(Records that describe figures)
————
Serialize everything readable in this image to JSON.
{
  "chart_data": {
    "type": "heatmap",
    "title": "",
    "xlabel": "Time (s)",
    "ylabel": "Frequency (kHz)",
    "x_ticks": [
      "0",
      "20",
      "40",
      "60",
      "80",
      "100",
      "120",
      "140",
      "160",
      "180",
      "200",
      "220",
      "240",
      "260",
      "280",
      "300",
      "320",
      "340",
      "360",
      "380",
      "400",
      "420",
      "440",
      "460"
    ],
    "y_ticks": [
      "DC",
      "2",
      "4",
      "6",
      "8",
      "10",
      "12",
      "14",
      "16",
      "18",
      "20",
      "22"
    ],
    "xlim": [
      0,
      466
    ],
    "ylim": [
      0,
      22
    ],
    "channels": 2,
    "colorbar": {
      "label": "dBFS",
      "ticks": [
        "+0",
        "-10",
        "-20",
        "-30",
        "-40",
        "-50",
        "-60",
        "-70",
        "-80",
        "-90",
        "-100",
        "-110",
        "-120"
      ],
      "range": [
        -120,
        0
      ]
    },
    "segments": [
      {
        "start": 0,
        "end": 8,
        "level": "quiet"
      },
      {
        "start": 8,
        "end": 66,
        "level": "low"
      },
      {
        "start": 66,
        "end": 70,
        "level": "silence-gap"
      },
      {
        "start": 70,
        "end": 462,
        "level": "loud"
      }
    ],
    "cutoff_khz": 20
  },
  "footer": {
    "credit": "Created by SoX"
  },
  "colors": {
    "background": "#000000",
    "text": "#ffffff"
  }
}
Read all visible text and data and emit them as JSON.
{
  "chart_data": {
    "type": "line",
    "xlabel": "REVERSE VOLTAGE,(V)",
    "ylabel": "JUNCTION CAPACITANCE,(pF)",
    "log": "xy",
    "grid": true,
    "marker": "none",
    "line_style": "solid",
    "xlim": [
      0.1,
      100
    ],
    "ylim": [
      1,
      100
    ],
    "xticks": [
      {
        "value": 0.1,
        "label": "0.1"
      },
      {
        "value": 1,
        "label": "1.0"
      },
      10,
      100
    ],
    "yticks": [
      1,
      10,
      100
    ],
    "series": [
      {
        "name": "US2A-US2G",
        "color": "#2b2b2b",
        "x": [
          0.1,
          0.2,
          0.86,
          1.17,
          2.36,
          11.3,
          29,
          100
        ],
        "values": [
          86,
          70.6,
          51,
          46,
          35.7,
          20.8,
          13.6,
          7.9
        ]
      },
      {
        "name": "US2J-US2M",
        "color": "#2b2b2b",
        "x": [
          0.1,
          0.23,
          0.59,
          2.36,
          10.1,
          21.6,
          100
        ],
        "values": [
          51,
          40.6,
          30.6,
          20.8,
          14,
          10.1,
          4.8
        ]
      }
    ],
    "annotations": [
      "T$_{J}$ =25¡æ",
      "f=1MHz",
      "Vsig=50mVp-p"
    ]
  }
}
————
WRITTEN TASK
Copy every line of the records word for word.

THE RESPONSE
Serialize everything readable in this image to JSON.
{
  "chart_data": {
    "type": "heatmap",
    "title": "",
    "xlabel": "Time (s)",
    "ylabel": "Frequency (kHz)",
    "x_ticks": [
      "0",
      "20",
      "40",
      "60",
      "80",
      "100",
      "120",
      "140",
      "160",
      "180",
      "200",
      "220",
      "240",
      "260",
      "280",
      "300",
      "320",
      "340",
      "360",
      "380",
      "400",
      "420",
      "440",
      "460"
    ],
    "y_ticks": [
      "DC",
      "2",
      "4",
      "6",
      "8",
      "10",
      "12",
      "14",
      "16",
      "18",
      "20",
      "22"
    ],
    "xlim": [
      0,
      466
    ],
    "ylim": [
      0,
      22
    ],
    "channels": 2,
    "colorbar": {
      "label": "dBFS",
      "ticks": [
        "+0",
        "-10",
        "-20",
        "-30",
        "-40",
        "-50",
        "-60",
        "-70",
        "-80",
        "-90",
        "-100",
        "-110",
        "-120"
      ],
      "range": [
        -120,
        0
      ]
    },
    "segments": [
      {
        "start": 0,
        "end": 8,
        "level": "quiet"
      },
      {
        "start": 8,
        "end": 66,
        "level": "low"
      },
      {
        "start": 66,
        "end": 70,
        "level": "silence-gap"
      },
      {
        "start": 70,
        "end": 462,
        "level": "loud"
      }
    ],
    "cutoff_khz": 20
  },
  "footer": {
    "credit": "Created by SoX"
  },
  "colors": {
    "background": "#000000",
    "text": "#ffffff"
  }
}
Read all visible text and data and emit them as JSON.
{
  "chart_data": {
    "type": "line",
    "xlabel": "REVERSE VOLTAGE,(V)",
    "ylabel": "JUNCTION CAPACITANCE,(pF)",
    "log": "xy",
    "grid": true,
    "marker": "none",
    "line_style": "solid",
    "xlim": [
      0.1,
      100
    ],
    "ylim": [
      1,
      100
    ],
    "xticks": [
      {
        "value": 0.1,
        "label": "0.1"
      },
      {
        "value": 1,
        "label": "1.0"
      },
      10,
      100
    ],
    "yticks": [
      1,
      10,
      100
    ],
    "series": [
      {
        "name": "US2A-US2G",
        "color": "#2b2b2b",
        "x": [
          0.1,
          0.2,
          0.86,
          1.17,
          2.36,
          11.3,
          29,
          100
        ],
        "values": [
          86,
          70.6,
          51,
          46,
          35.7,
          20.8,
          13.6,
          7.9
        ]
      },
      {
        "name": "US2J-US2M",
        "color": "#2b2b2b",
        "x": [
          0.1,
          0.23,
          0.59,
          2.36,
          10.1,
          21.6,
          100
        ],
        "values": [
          51,
          40.6,
          30.6,
          20.8,
          14,
          10.1,
          4.8
        ]
      }
    ],
    "annotations": [
      "T$_{J}$ =25¡æ",
      "f=1MHz",
      "Vsig=50mVp-p"
    ]
  }
}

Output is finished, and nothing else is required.